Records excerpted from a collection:
=======

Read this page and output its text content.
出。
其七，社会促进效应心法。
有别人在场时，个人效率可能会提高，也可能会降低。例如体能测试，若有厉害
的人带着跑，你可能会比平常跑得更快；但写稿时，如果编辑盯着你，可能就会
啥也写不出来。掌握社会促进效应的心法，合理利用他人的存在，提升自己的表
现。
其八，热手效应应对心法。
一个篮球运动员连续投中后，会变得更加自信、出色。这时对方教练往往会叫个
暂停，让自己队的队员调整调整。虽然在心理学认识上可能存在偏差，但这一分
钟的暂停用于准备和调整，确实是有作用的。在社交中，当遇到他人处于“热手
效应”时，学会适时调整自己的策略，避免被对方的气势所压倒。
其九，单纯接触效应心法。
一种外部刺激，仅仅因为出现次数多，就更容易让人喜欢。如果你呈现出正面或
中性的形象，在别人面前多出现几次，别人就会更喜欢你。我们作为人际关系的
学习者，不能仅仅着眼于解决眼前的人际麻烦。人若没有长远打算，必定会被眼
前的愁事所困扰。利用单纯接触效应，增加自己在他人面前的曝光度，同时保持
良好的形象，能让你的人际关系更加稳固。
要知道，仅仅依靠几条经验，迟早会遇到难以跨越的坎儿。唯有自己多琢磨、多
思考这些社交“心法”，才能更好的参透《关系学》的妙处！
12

=======

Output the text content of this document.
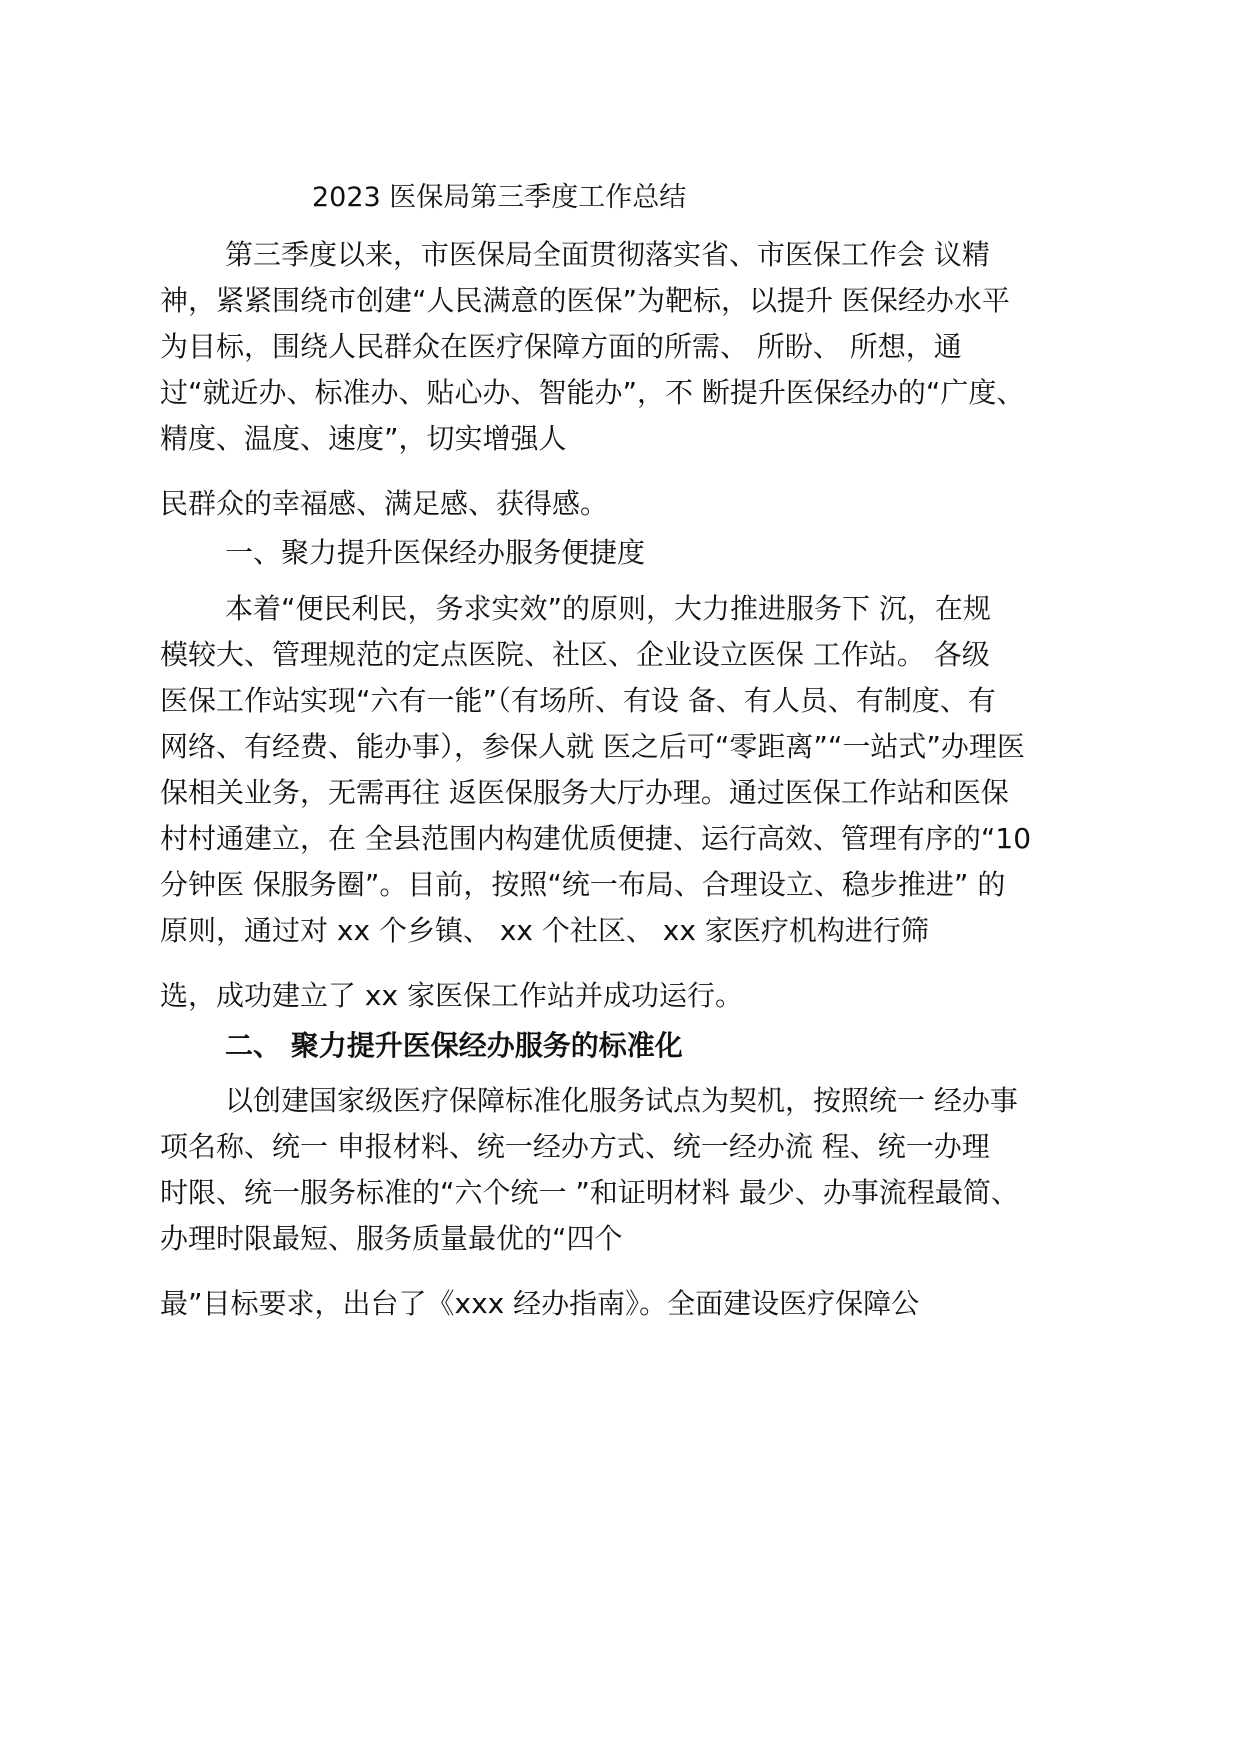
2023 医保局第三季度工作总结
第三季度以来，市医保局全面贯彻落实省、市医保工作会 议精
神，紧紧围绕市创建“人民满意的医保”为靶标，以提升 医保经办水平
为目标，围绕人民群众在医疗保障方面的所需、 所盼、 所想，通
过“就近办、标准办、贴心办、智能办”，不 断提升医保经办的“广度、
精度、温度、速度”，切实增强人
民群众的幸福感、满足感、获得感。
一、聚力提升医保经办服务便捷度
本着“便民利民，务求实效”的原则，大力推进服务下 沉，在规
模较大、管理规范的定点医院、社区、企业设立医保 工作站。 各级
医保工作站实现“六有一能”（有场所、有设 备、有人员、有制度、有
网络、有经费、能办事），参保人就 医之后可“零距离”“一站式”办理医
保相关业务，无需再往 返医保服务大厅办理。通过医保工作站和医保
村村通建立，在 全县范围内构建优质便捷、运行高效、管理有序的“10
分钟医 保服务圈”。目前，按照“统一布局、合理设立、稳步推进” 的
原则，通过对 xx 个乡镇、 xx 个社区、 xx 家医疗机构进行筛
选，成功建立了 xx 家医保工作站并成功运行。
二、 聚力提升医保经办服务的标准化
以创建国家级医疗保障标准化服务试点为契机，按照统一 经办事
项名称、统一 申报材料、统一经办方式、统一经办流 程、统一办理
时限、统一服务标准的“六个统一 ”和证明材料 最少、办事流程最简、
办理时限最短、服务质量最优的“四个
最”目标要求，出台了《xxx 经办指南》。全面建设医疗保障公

=======

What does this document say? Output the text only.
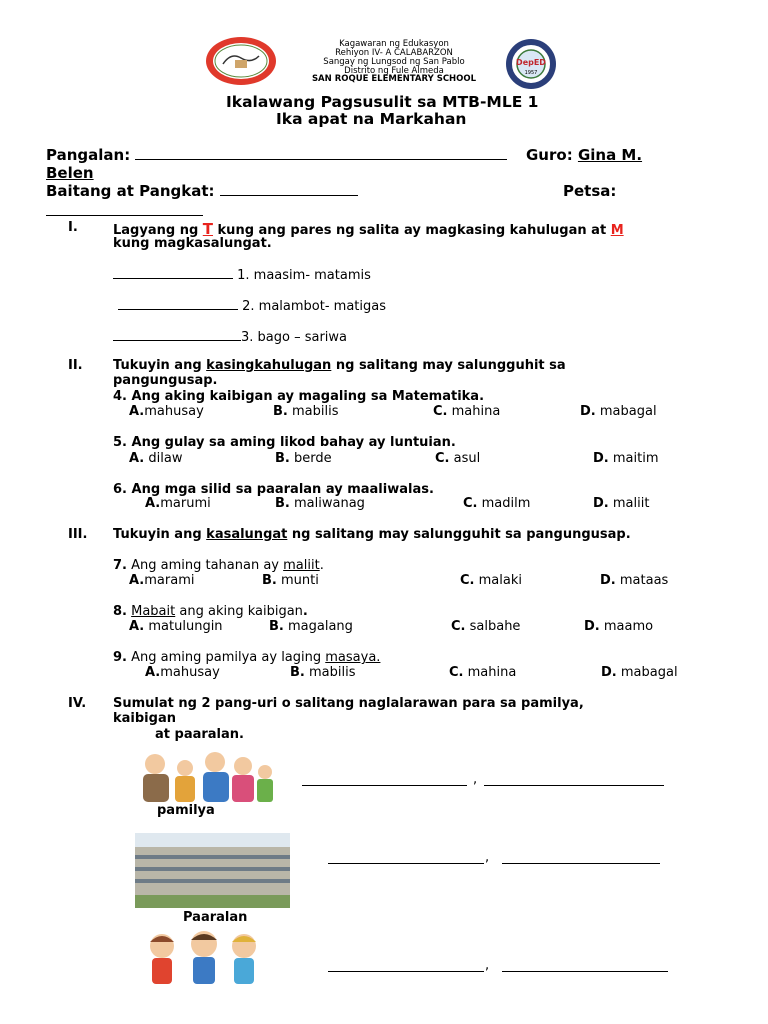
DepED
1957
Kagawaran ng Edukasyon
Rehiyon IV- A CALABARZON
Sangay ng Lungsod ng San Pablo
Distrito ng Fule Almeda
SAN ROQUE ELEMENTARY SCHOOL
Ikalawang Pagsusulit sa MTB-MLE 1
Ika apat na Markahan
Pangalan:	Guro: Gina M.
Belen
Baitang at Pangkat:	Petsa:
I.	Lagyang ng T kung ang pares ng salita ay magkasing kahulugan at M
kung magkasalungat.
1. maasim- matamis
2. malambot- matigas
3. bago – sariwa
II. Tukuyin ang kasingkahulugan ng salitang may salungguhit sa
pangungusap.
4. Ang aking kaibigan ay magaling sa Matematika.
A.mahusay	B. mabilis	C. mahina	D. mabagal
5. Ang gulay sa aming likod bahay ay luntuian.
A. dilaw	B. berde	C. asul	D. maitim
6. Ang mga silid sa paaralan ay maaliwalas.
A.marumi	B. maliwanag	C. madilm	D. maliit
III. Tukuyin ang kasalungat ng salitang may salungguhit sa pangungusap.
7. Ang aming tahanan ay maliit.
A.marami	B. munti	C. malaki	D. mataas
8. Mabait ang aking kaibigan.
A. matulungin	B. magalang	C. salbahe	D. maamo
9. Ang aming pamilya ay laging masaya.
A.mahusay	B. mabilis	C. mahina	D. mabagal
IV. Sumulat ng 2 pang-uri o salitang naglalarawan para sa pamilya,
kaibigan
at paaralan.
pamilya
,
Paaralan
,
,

=======

*Work to be completed*:
Read the data above and count the lines that include "salungguhit". Answer only with the count.

*Final answer*:
2